Problem description. Your task is to output the listing word for word, with pictures excluded.

Input for this task.
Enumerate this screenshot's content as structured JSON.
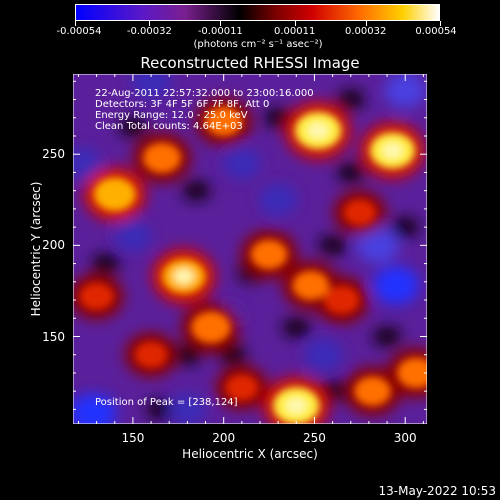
{
  "colorbar": {
    "tick_labels": [
      "-0.00054",
      "-0.00032",
      "-0.00011",
      "0.00011",
      "0.00032",
      "0.00054"
    ],
    "range": [
      -0.00054,
      0.00054
    ],
    "unit_label": "(photons cm⁻² s⁻¹ asec⁻²)",
    "colors": [
      "#0000ff",
      "#5a18c8",
      "#7a1f8f",
      "#000000",
      "#7a0000",
      "#d00000",
      "#ff6a00",
      "#ffd000",
      "#ffffff"
    ]
  },
  "annotations": {
    "time_range": "22-Aug-2011 22:57:32.000 to 23:00:16.000",
    "detectors": "Detectors: 3F 4F 5F 6F 7F 8F, Att 0",
    "energy": "Energy Range: 12.0 - 25.0 keV",
    "clean": "Clean      Total counts: 4.64E+03",
    "peak": "Position of Peak = [238,124]"
  },
  "footer": {
    "datestamp": "13-May-2022 10:53"
  },
  "chart_data": {
    "type": "heatmap",
    "title": "Reconstructed RHESSI Image",
    "xlabel": "Heliocentric X (arcsec)",
    "ylabel": "Heliocentric Y (arcsec)",
    "xlim": [
      117,
      312
    ],
    "ylim": [
      102,
      294
    ],
    "x_ticks": [
      150,
      200,
      250,
      300
    ],
    "y_ticks": [
      150,
      200,
      250
    ],
    "peak": [
      238,
      124
    ],
    "bright_sources": [
      {
        "x": 240,
        "y": 112,
        "level": 0.95
      },
      {
        "x": 252,
        "y": 263,
        "level": 0.95
      },
      {
        "x": 293,
        "y": 252,
        "level": 0.9
      },
      {
        "x": 178,
        "y": 183,
        "level": 0.85
      },
      {
        "x": 140,
        "y": 228,
        "level": 0.8
      },
      {
        "x": 166,
        "y": 248,
        "level": 0.65
      },
      {
        "x": 193,
        "y": 155,
        "level": 0.7
      },
      {
        "x": 225,
        "y": 195,
        "level": 0.6
      },
      {
        "x": 248,
        "y": 178,
        "level": 0.6
      },
      {
        "x": 265,
        "y": 170,
        "level": 0.55
      },
      {
        "x": 282,
        "y": 120,
        "level": 0.6
      },
      {
        "x": 306,
        "y": 130,
        "level": 0.65
      },
      {
        "x": 130,
        "y": 172,
        "level": 0.5
      },
      {
        "x": 200,
        "y": 268,
        "level": 0.6
      },
      {
        "x": 275,
        "y": 218,
        "level": 0.45
      },
      {
        "x": 160,
        "y": 140,
        "level": 0.45
      },
      {
        "x": 210,
        "y": 122,
        "level": 0.45
      }
    ],
    "dim_sources": [
      {
        "x": 128,
        "y": 108,
        "level": -0.95
      },
      {
        "x": 295,
        "y": 178,
        "level": -0.9
      },
      {
        "x": 285,
        "y": 200,
        "level": -0.75
      },
      {
        "x": 300,
        "y": 285,
        "level": -0.7
      },
      {
        "x": 200,
        "y": 160,
        "level": -0.6
      },
      {
        "x": 160,
        "y": 290,
        "level": -0.6
      },
      {
        "x": 255,
        "y": 140,
        "level": -0.55
      },
      {
        "x": 122,
        "y": 245,
        "level": -0.5
      },
      {
        "x": 230,
        "y": 225,
        "level": -0.55
      },
      {
        "x": 210,
        "y": 245,
        "level": -0.5
      },
      {
        "x": 150,
        "y": 205,
        "level": -0.45
      },
      {
        "x": 180,
        "y": 110,
        "level": -0.5
      }
    ]
  }
}
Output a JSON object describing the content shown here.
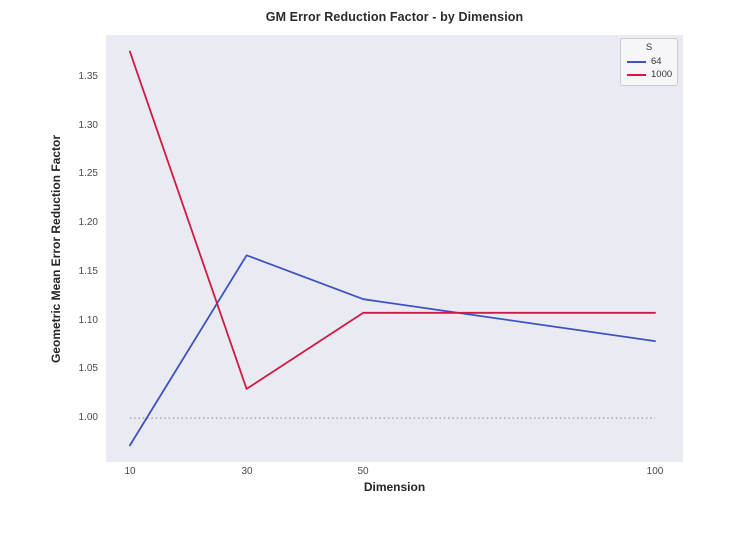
{
  "figure": {
    "background": "#ffffff",
    "plot_background": "#eaebf2"
  },
  "chart_data": {
    "type": "line",
    "title": "GM Error Reduction Factor - by Dimension",
    "xlabel": "Dimension",
    "ylabel": "Geometric Mean Error Reduction Factor",
    "x": [
      10,
      30,
      50,
      100
    ],
    "series": [
      {
        "name": "64",
        "color": "#3e51c1",
        "values": [
          0.972,
          1.167,
          1.122,
          1.079
        ]
      },
      {
        "name": "1000",
        "color": "#ce1a45",
        "values": [
          1.376,
          1.03,
          1.108,
          1.108
        ]
      }
    ],
    "xticks": [
      10,
      30,
      50,
      100
    ],
    "yticks": [
      1.0,
      1.05,
      1.1,
      1.15,
      1.2,
      1.25,
      1.3,
      1.35
    ],
    "xlim": [
      5.9,
      104.8
    ],
    "ylim": [
      0.955,
      1.393
    ],
    "grid": false,
    "reference_line": {
      "y": 1.0,
      "style": "dotted",
      "color": "#9a9a9a",
      "x_start": 10,
      "x_end": 100
    },
    "legend": {
      "title": "S",
      "position": "upper right",
      "entries": [
        "64",
        "1000"
      ]
    }
  }
}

Result below.
Enumerate this screenshot's content as structured JSON.
{
  "colorbar": {
    "tick_labels": [
      "-0.00054",
      "-0.00032",
      "-0.00011",
      "0.00011",
      "0.00032",
      "0.00054"
    ],
    "range": [
      -0.00054,
      0.00054
    ],
    "unit_label": "(photons cm⁻² s⁻¹ asec⁻²)",
    "colors": [
      "#0000ff",
      "#5a18c8",
      "#7a1f8f",
      "#000000",
      "#7a0000",
      "#d00000",
      "#ff6a00",
      "#ffd000",
      "#ffffff"
    ]
  },
  "annotations": {
    "time_range": "22-Aug-2011 22:57:32.000 to 23:00:16.000",
    "detectors": "Detectors: 3F 4F 5F 6F 7F 8F, Att 0",
    "energy": "Energy Range: 12.0 - 25.0 keV",
    "clean": "Clean      Total counts: 4.64E+03",
    "peak": "Position of Peak = [238,124]"
  },
  "footer": {
    "datestamp": "13-May-2022 10:53"
  },
  "chart_data": {
    "type": "heatmap",
    "title": "Reconstructed RHESSI Image",
    "xlabel": "Heliocentric X (arcsec)",
    "ylabel": "Heliocentric Y (arcsec)",
    "xlim": [
      117,
      312
    ],
    "ylim": [
      102,
      294
    ],
    "x_ticks": [
      150,
      200,
      250,
      300
    ],
    "y_ticks": [
      150,
      200,
      250
    ],
    "peak": [
      238,
      124
    ],
    "bright_sources": [
      {
        "x": 240,
        "y": 112,
        "level": 0.95
      },
      {
        "x": 252,
        "y": 263,
        "level": 0.95
      },
      {
        "x": 293,
        "y": 252,
        "level": 0.9
      },
      {
        "x": 178,
        "y": 183,
        "level": 0.85
      },
      {
        "x": 140,
        "y": 228,
        "level": 0.8
      },
      {
        "x": 166,
        "y": 248,
        "level": 0.65
      },
      {
        "x": 193,
        "y": 155,
        "level": 0.7
      },
      {
        "x": 225,
        "y": 195,
        "level": 0.6
      },
      {
        "x": 248,
        "y": 178,
        "level": 0.6
      },
      {
        "x": 265,
        "y": 170,
        "level": 0.55
      },
      {
        "x": 282,
        "y": 120,
        "level": 0.6
      },
      {
        "x": 306,
        "y": 130,
        "level": 0.65
      },
      {
        "x": 130,
        "y": 172,
        "level": 0.5
      },
      {
        "x": 200,
        "y": 268,
        "level": 0.6
      },
      {
        "x": 275,
        "y": 218,
        "level": 0.45
      },
      {
        "x": 160,
        "y": 140,
        "level": 0.45
      },
      {
        "x": 210,
        "y": 122,
        "level": 0.45
      }
    ],
    "dim_sources": [
      {
        "x": 128,
        "y": 108,
        "level": -0.95
      },
      {
        "x": 295,
        "y": 178,
        "level": -0.9
      },
      {
        "x": 285,
        "y": 200,
        "level": -0.75
      },
      {
        "x": 300,
        "y": 285,
        "level": -0.7
      },
      {
        "x": 200,
        "y": 160,
        "level": -0.6
      },
      {
        "x": 160,
        "y": 290,
        "level": -0.6
      },
      {
        "x": 255,
        "y": 140,
        "level": -0.55
      },
      {
        "x": 122,
        "y": 245,
        "level": -0.5
      },
      {
        "x": 230,
        "y": 225,
        "level": -0.55
      },
      {
        "x": 210,
        "y": 245,
        "level": -0.5
      },
      {
        "x": 150,
        "y": 205,
        "level": -0.45
      },
      {
        "x": 180,
        "y": 110,
        "level": -0.5
      }
    ]
  }
}
Output a JSON object describing the content shown here.
{
  "figure": {
    "background": "#ffffff",
    "plot_background": "#eaebf2"
  },
  "chart_data": {
    "type": "line",
    "title": "GM Error Reduction Factor - by Dimension",
    "xlabel": "Dimension",
    "ylabel": "Geometric Mean Error Reduction Factor",
    "x": [
      10,
      30,
      50,
      100
    ],
    "series": [
      {
        "name": "64",
        "color": "#3e51c1",
        "values": [
          0.972,
          1.167,
          1.122,
          1.079
        ]
      },
      {
        "name": "1000",
        "color": "#ce1a45",
        "values": [
          1.376,
          1.03,
          1.108,
          1.108
        ]
      }
    ],
    "xticks": [
      10,
      30,
      50,
      100
    ],
    "yticks": [
      1.0,
      1.05,
      1.1,
      1.15,
      1.2,
      1.25,
      1.3,
      1.35
    ],
    "xlim": [
      5.9,
      104.8
    ],
    "ylim": [
      0.955,
      1.393
    ],
    "grid": false,
    "reference_line": {
      "y": 1.0,
      "style": "dotted",
      "color": "#9a9a9a",
      "x_start": 10,
      "x_end": 100
    },
    "legend": {
      "title": "S",
      "position": "upper right",
      "entries": [
        "64",
        "1000"
      ]
    }
  }
}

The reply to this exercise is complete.